*What you should do*. Identify the lines that include the word "соответствии", then copy all of them.

** START Input material **

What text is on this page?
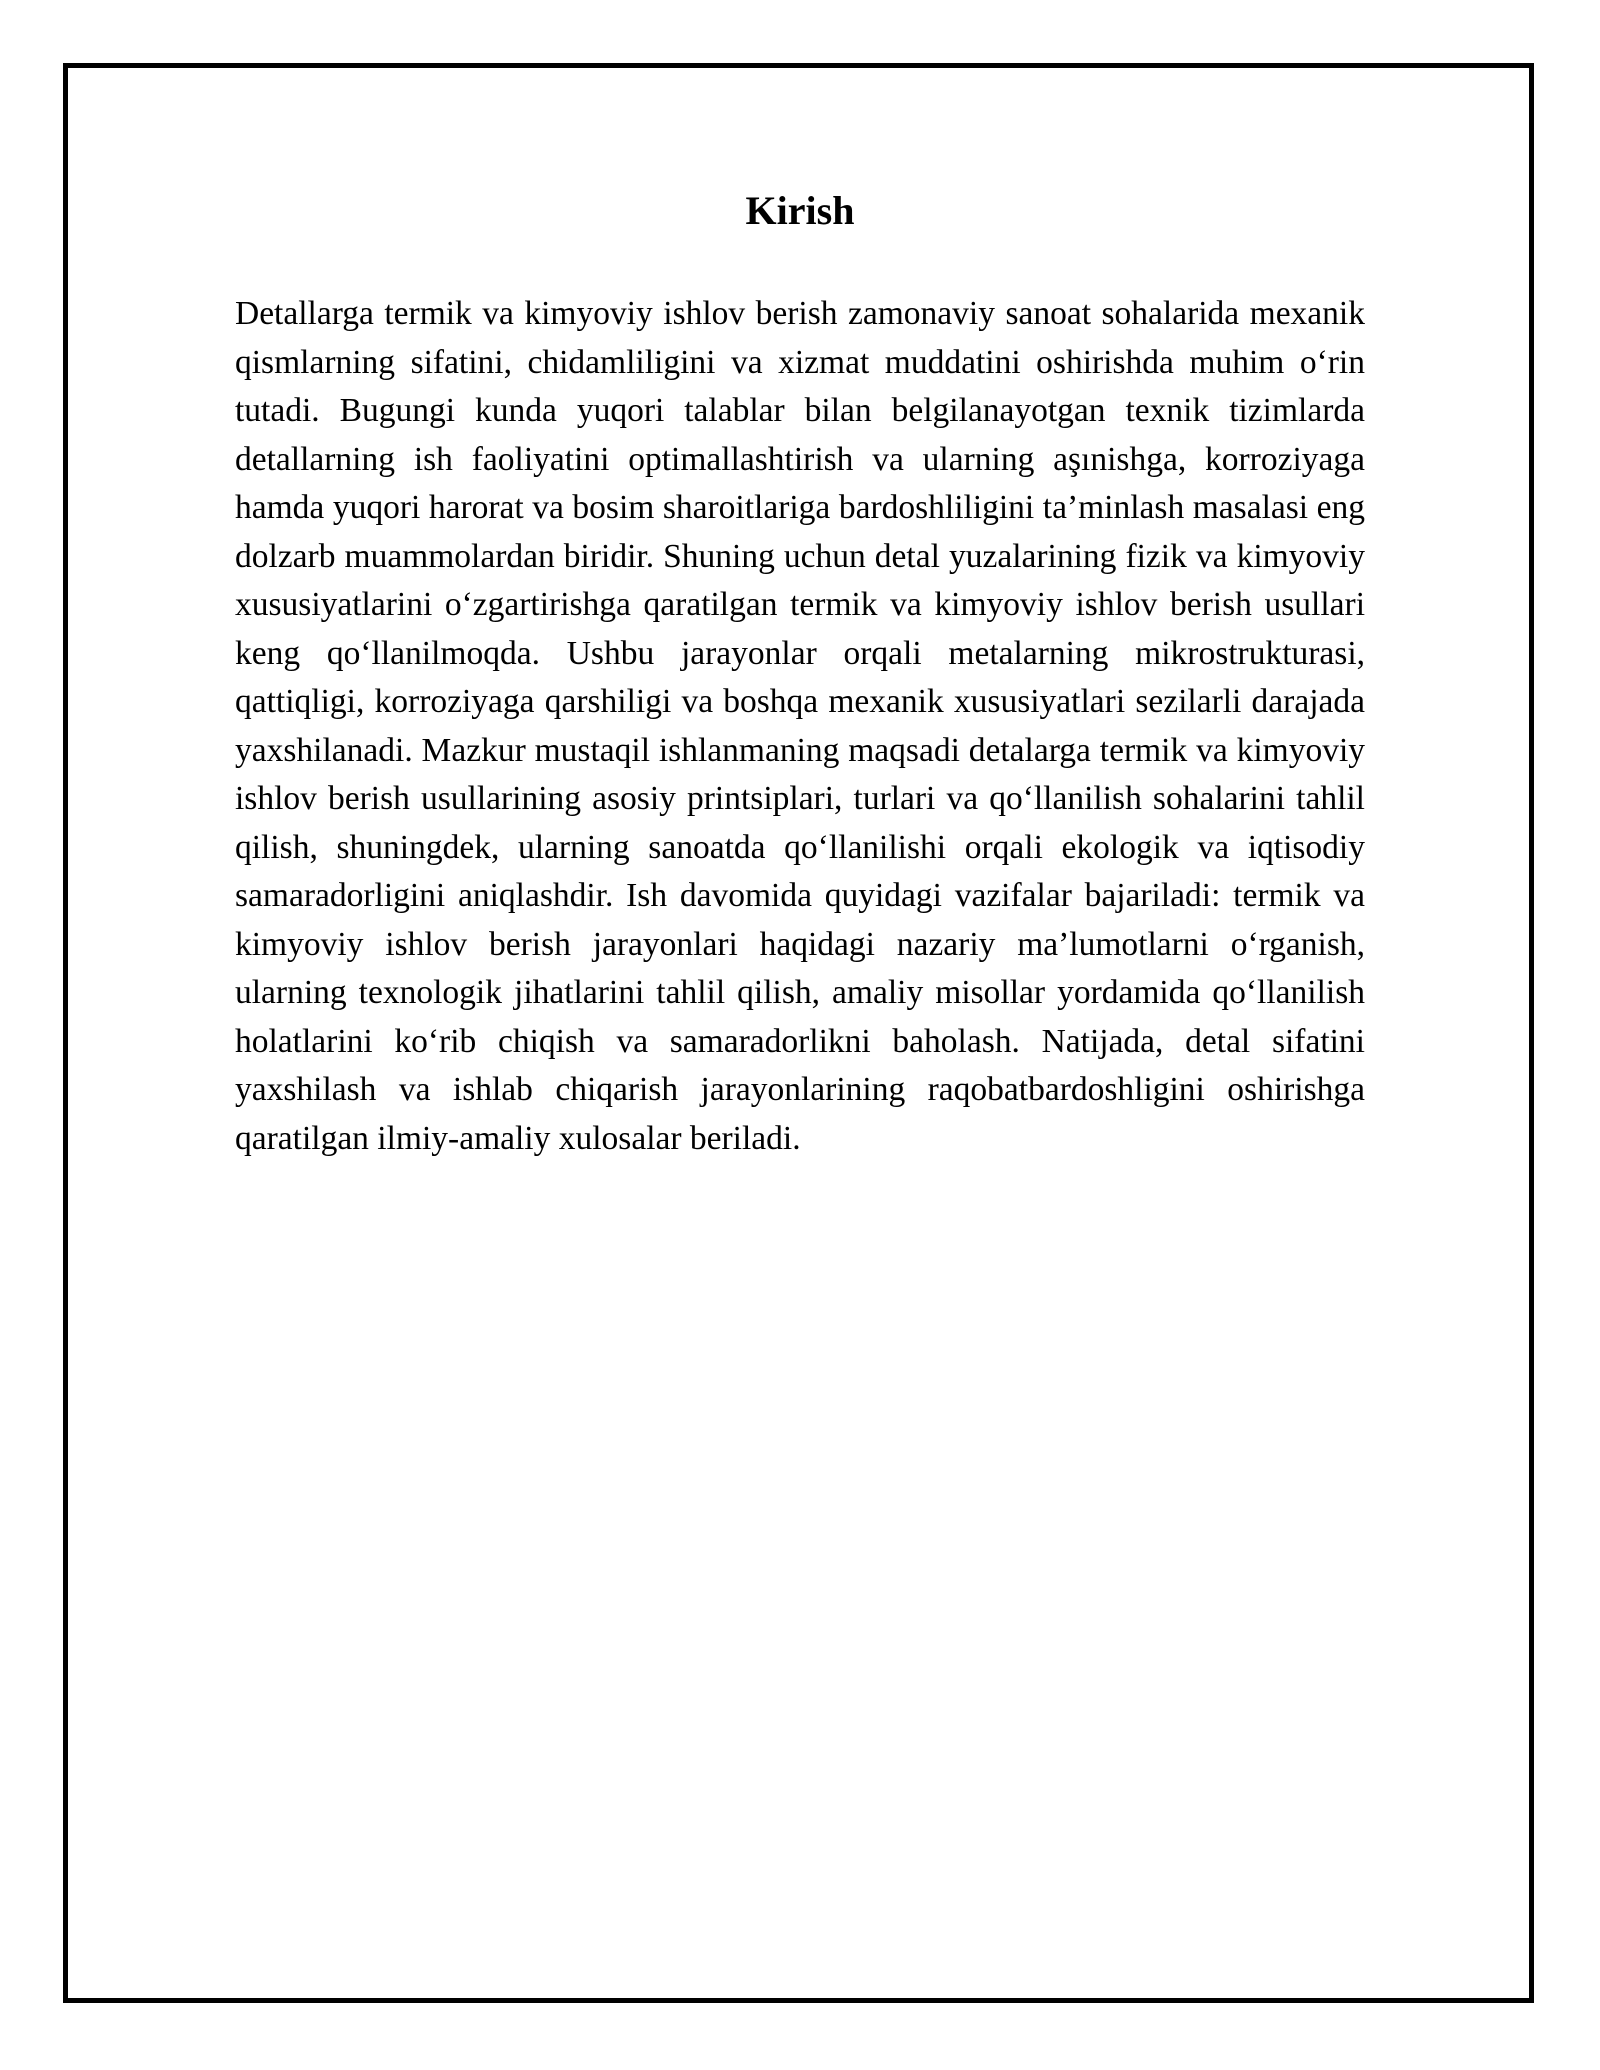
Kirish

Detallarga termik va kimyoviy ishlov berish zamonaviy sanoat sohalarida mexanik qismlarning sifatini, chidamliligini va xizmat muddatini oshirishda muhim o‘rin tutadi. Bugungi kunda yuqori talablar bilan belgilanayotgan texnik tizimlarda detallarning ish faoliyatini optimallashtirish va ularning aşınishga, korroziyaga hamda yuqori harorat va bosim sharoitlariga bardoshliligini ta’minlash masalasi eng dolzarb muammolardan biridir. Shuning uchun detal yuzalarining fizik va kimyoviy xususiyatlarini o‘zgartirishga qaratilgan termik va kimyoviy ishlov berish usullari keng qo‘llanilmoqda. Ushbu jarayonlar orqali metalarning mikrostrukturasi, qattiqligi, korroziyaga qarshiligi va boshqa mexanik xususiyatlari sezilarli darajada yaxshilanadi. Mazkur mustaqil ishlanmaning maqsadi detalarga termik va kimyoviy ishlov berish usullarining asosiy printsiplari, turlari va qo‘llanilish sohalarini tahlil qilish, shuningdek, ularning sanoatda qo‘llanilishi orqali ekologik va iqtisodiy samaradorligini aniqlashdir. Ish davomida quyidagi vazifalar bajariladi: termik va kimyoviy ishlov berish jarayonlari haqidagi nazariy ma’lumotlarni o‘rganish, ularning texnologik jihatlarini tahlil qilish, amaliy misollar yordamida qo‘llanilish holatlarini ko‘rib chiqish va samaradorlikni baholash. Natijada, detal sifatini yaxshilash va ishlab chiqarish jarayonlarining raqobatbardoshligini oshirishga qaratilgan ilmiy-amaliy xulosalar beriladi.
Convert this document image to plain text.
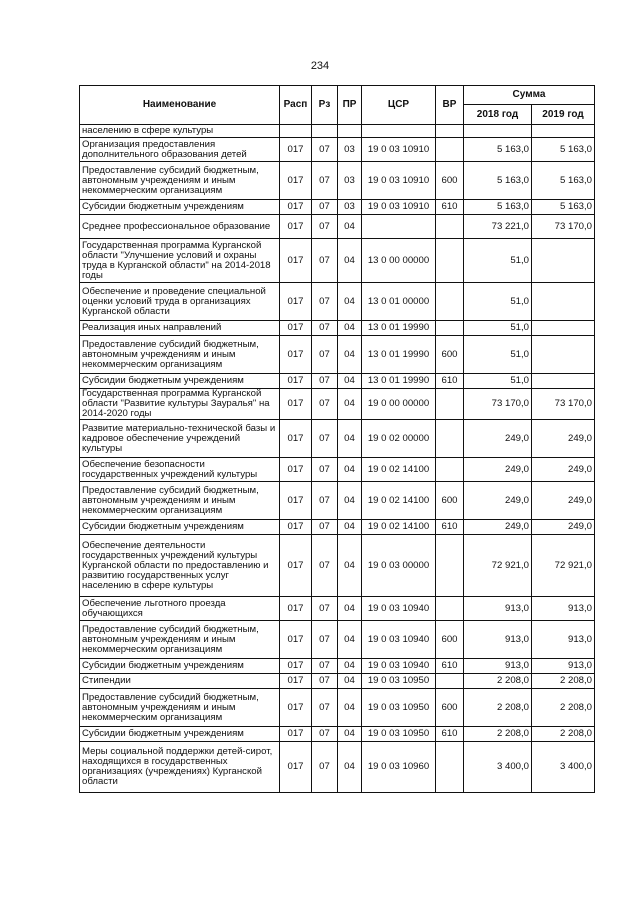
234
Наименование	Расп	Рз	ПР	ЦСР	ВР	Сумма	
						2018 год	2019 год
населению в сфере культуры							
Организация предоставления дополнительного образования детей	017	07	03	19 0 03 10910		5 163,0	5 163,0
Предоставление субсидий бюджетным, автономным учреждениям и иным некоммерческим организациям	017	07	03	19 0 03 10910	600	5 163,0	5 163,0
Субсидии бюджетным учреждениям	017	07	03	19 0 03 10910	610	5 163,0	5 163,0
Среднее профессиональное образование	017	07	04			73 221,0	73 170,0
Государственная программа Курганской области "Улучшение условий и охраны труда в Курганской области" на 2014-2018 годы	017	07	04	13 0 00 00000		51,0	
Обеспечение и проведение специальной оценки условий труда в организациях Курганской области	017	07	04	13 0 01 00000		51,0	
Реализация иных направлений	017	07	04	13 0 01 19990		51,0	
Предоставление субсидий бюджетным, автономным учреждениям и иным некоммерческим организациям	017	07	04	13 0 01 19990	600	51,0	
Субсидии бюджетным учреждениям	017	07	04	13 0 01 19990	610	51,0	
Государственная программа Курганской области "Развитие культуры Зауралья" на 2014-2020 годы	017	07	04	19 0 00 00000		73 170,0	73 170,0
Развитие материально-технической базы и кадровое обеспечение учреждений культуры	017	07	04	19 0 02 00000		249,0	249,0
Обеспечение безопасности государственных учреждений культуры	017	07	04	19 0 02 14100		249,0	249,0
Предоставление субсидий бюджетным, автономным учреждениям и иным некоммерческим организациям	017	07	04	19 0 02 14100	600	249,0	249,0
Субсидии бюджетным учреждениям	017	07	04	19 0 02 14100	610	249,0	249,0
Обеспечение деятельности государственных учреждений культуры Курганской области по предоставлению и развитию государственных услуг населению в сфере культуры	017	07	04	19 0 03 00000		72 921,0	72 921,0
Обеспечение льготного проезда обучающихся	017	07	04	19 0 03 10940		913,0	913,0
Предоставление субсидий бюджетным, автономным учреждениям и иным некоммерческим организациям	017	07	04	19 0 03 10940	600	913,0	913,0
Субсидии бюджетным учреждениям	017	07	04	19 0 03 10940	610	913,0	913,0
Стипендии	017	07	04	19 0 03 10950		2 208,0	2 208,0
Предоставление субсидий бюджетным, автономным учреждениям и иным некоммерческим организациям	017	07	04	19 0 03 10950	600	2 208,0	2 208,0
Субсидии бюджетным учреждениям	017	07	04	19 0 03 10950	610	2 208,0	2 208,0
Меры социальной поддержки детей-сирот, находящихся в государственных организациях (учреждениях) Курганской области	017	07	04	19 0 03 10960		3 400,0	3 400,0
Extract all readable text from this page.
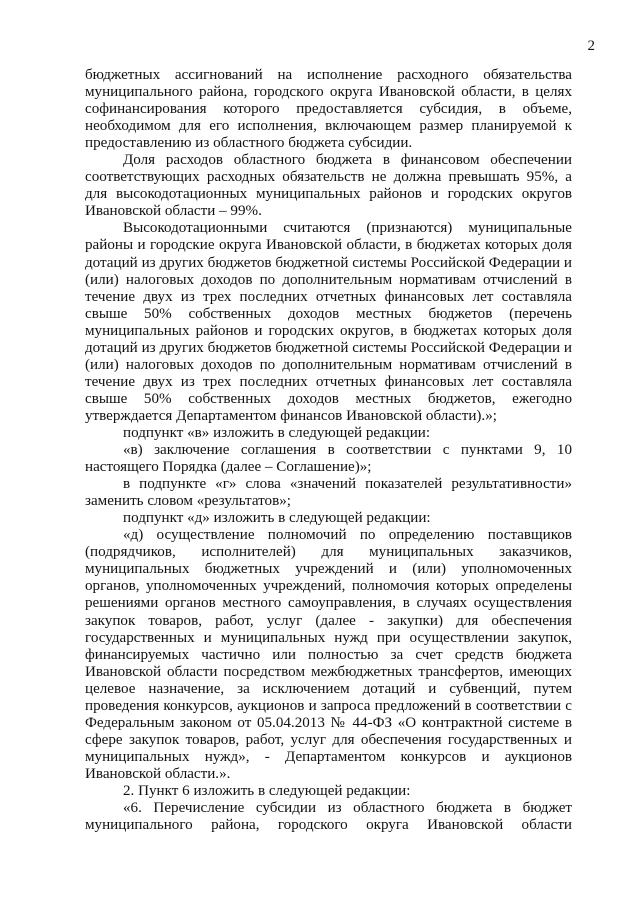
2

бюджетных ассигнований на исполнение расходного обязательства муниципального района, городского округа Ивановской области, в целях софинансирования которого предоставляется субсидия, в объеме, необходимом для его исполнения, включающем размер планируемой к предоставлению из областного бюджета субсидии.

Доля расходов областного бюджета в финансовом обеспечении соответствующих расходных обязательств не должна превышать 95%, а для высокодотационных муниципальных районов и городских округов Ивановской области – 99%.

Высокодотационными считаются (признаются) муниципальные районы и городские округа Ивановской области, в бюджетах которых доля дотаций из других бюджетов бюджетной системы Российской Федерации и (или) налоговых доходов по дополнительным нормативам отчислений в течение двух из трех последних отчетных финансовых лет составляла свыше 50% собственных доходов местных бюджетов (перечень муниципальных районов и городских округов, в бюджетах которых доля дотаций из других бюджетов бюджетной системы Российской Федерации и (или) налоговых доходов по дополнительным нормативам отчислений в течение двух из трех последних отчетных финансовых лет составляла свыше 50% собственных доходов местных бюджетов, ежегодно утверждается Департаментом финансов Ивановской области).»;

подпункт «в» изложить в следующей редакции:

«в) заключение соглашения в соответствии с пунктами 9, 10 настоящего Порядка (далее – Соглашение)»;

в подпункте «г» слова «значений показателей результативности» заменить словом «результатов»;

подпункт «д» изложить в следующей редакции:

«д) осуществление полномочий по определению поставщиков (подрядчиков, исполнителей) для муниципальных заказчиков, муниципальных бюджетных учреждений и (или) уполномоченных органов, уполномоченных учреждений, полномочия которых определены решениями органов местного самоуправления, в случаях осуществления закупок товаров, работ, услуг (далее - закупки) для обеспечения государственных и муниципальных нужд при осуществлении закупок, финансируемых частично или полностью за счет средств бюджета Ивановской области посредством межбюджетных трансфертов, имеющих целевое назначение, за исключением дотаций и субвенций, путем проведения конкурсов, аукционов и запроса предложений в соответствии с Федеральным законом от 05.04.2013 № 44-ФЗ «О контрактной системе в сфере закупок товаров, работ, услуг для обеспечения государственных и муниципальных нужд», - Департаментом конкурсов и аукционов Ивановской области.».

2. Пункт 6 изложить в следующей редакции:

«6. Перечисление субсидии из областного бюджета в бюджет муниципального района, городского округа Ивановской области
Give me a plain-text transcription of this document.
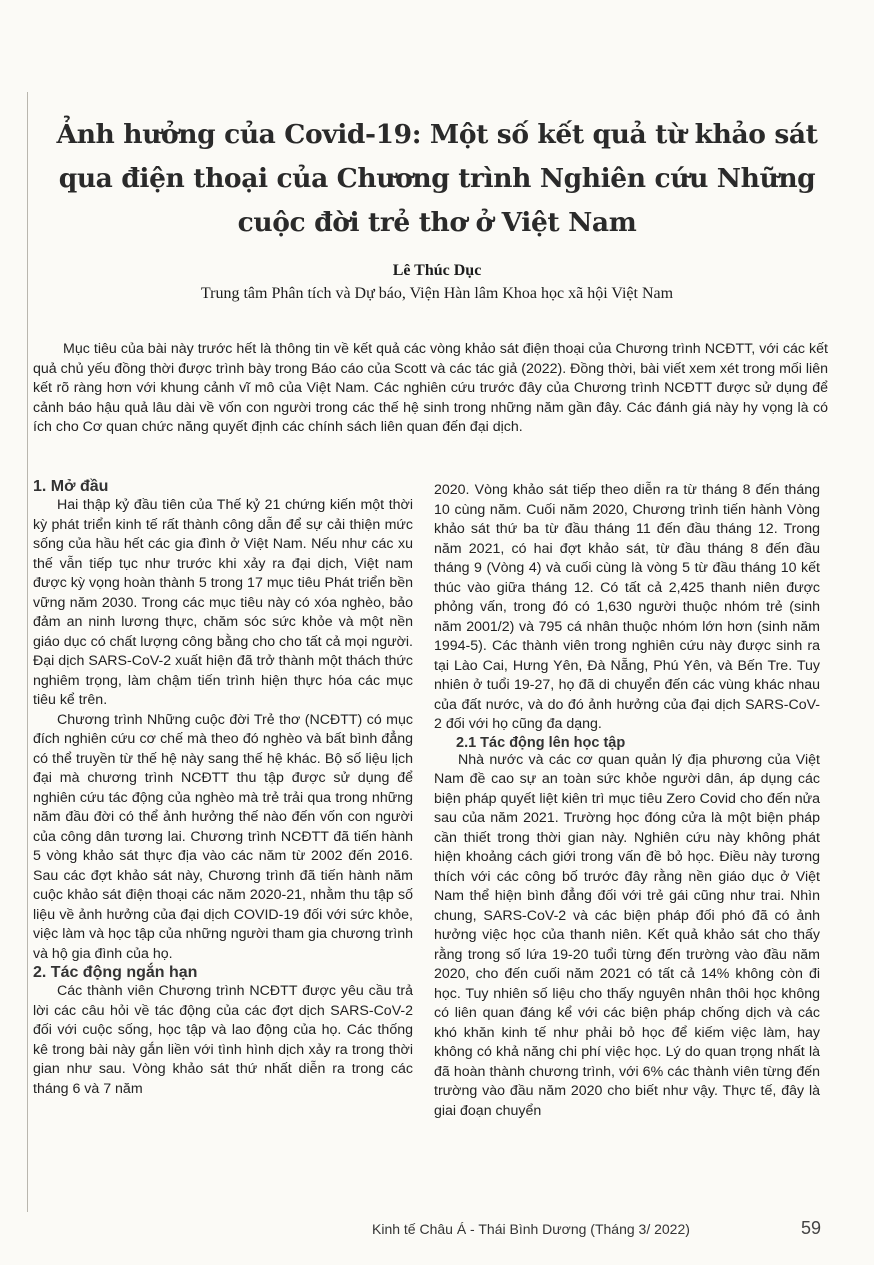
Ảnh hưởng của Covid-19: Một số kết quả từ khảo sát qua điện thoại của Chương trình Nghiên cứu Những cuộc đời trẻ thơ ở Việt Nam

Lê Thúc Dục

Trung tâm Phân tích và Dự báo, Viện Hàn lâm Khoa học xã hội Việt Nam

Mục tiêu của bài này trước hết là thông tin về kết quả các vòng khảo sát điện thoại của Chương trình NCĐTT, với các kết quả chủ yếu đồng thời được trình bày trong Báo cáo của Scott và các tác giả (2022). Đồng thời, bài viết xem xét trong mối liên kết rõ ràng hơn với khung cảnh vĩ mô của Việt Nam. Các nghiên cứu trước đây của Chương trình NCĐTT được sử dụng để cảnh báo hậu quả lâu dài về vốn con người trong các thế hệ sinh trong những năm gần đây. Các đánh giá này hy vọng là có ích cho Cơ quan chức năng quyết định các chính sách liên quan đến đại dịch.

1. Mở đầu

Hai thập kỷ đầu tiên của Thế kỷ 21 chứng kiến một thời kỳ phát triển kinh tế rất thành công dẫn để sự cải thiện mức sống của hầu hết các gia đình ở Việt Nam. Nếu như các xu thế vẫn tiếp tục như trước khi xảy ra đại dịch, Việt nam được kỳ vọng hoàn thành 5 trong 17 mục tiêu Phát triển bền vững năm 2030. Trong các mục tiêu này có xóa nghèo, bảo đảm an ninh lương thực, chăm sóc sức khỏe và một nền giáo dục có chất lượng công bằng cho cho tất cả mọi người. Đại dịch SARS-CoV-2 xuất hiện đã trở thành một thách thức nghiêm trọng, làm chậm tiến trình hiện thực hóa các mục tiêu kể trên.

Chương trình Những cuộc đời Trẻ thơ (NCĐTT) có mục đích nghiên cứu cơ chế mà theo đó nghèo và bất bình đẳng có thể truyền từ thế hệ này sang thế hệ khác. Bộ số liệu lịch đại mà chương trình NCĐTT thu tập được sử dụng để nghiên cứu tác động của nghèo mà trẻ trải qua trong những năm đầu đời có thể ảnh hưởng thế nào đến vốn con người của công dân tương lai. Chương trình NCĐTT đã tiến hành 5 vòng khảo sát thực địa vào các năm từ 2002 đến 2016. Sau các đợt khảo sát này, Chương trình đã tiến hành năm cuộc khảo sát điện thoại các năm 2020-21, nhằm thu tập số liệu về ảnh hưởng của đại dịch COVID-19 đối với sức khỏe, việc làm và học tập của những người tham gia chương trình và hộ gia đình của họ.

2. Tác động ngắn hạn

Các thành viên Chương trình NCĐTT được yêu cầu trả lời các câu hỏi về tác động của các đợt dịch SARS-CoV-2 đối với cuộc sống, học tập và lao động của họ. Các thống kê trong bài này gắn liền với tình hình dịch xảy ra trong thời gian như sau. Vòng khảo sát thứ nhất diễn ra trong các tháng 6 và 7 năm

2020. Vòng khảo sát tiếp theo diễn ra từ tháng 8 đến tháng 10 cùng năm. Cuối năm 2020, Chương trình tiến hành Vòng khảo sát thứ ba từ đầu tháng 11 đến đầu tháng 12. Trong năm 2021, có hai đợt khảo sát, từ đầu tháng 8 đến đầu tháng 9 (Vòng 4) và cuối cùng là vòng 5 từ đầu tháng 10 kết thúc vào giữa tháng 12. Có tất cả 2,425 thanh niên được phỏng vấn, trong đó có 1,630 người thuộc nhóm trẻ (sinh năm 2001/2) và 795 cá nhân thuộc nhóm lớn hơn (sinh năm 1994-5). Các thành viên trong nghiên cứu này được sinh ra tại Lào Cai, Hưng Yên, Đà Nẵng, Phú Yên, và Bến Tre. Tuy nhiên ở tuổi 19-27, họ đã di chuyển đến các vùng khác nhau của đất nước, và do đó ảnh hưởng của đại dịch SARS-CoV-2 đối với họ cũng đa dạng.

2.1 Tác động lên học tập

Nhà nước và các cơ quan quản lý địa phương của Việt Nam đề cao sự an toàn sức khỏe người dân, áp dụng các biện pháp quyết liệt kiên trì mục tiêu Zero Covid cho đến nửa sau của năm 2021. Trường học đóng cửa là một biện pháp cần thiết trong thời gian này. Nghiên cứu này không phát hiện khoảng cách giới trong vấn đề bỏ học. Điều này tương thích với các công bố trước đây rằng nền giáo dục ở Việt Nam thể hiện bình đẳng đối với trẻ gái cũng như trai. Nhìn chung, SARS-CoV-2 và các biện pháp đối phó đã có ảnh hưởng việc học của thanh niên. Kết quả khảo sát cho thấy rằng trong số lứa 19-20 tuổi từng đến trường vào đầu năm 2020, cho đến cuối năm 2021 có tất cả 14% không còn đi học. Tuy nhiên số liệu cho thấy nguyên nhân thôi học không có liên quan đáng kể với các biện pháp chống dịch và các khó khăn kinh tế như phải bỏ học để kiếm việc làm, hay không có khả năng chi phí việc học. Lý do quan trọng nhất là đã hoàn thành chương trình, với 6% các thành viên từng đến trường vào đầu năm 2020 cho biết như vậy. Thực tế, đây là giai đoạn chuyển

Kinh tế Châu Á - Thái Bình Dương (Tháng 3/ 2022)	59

** END Input material **

*Answer to this exercise*.
«в) заключение соглашения в соответствии с пунктами 9, 10 настоящего Порядка (далее – Соглашение)»;
«д) осуществление полномочий по определению поставщиков (подрядчиков, исполнителей) для муниципальных заказчиков, муниципальных бюджетных учреждений и (или) уполномоченных органов, уполномоченных учреждений, полномочия которых определены решениями органов местного самоуправления, в случаях осуществления закупок товаров, работ, услуг (далее - закупки) для обеспечения государственных и муниципальных нужд при осуществлении закупок, финансируемых частично или полностью за счет средств бюджета Ивановской области посредством межбюджетных трансфертов, имеющих целевое назначение, за исключением дотаций и субвенций, путем проведения конкурсов, аукционов и запроса предложений в соответствии с Федеральным законом от 05.04.2013 № 44-ФЗ «О контрактной системе в сфере закупок товаров, работ, услуг для обеспечения государственных и муниципальных нужд», - Департаментом конкурсов и аукционов Ивановской области.».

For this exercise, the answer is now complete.